Given problem. The data below should be restated word for word, with every picture omitted.

Data.
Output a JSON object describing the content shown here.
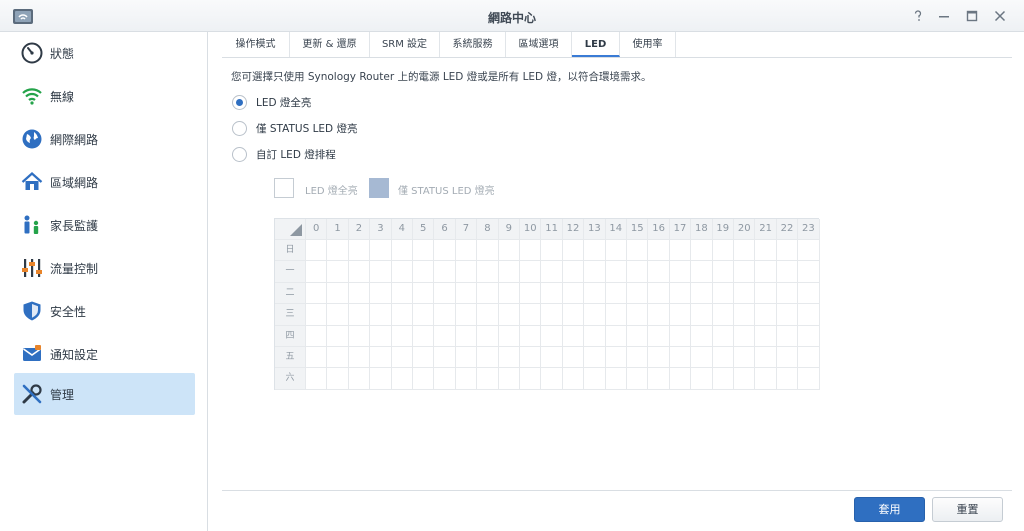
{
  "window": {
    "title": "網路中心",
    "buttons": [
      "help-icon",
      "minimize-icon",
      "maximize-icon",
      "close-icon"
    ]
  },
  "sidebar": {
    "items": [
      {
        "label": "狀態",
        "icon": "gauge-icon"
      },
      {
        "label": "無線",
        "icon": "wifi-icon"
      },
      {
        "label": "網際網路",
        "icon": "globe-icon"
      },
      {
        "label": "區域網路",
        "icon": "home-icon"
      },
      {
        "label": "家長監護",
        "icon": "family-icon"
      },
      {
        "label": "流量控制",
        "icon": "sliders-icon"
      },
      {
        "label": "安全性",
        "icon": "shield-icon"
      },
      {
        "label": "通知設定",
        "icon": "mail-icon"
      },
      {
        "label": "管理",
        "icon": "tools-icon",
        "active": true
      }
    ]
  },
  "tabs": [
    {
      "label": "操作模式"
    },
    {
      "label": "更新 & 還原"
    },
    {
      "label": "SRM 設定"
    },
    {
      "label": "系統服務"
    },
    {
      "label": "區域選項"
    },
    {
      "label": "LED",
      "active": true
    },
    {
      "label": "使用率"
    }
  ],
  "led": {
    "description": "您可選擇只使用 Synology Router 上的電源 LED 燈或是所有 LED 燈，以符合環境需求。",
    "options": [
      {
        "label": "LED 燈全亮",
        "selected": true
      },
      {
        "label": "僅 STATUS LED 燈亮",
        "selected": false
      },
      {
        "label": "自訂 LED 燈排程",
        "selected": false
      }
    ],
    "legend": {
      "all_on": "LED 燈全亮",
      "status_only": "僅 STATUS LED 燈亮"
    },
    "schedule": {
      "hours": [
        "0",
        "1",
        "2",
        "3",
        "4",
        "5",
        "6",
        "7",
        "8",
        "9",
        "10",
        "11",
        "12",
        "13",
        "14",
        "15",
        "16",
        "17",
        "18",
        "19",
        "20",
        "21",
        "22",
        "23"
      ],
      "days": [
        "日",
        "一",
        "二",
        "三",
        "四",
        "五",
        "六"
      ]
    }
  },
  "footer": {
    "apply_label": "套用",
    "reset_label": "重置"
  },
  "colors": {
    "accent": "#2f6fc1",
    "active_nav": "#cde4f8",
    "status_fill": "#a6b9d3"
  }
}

Task answer.
Output a JSON object describing the content shown here.
{
  "window": {
    "title": "網路中心",
    "buttons": [
      "help-icon",
      "minimize-icon",
      "maximize-icon",
      "close-icon"
    ]
  },
  "sidebar": {
    "items": [
      {
        "label": "狀態",
        "icon": "gauge-icon"
      },
      {
        "label": "無線",
        "icon": "wifi-icon"
      },
      {
        "label": "網際網路",
        "icon": "globe-icon"
      },
      {
        "label": "區域網路",
        "icon": "home-icon"
      },
      {
        "label": "家長監護",
        "icon": "family-icon"
      },
      {
        "label": "流量控制",
        "icon": "sliders-icon"
      },
      {
        "label": "安全性",
        "icon": "shield-icon"
      },
      {
        "label": "通知設定",
        "icon": "mail-icon"
      },
      {
        "label": "管理",
        "icon": "tools-icon",
        "active": true
      }
    ]
  },
  "tabs": [
    {
      "label": "操作模式"
    },
    {
      "label": "更新 & 還原"
    },
    {
      "label": "SRM 設定"
    },
    {
      "label": "系統服務"
    },
    {
      "label": "區域選項"
    },
    {
      "label": "LED",
      "active": true
    },
    {
      "label": "使用率"
    }
  ],
  "led": {
    "description": "您可選擇只使用 Synology Router 上的電源 LED 燈或是所有 LED 燈，以符合環境需求。",
    "options": [
      {
        "label": "LED 燈全亮",
        "selected": true
      },
      {
        "label": "僅 STATUS LED 燈亮",
        "selected": false
      },
      {
        "label": "自訂 LED 燈排程",
        "selected": false
      }
    ],
    "legend": {
      "all_on": "LED 燈全亮",
      "status_only": "僅 STATUS LED 燈亮"
    },
    "schedule": {
      "hours": [
        "0",
        "1",
        "2",
        "3",
        "4",
        "5",
        "6",
        "7",
        "8",
        "9",
        "10",
        "11",
        "12",
        "13",
        "14",
        "15",
        "16",
        "17",
        "18",
        "19",
        "20",
        "21",
        "22",
        "23"
      ],
      "days": [
        "日",
        "一",
        "二",
        "三",
        "四",
        "五",
        "六"
      ]
    }
  },
  "footer": {
    "apply_label": "套用",
    "reset_label": "重置"
  },
  "colors": {
    "accent": "#2f6fc1",
    "active_nav": "#cde4f8",
    "status_fill": "#a6b9d3"
  }
}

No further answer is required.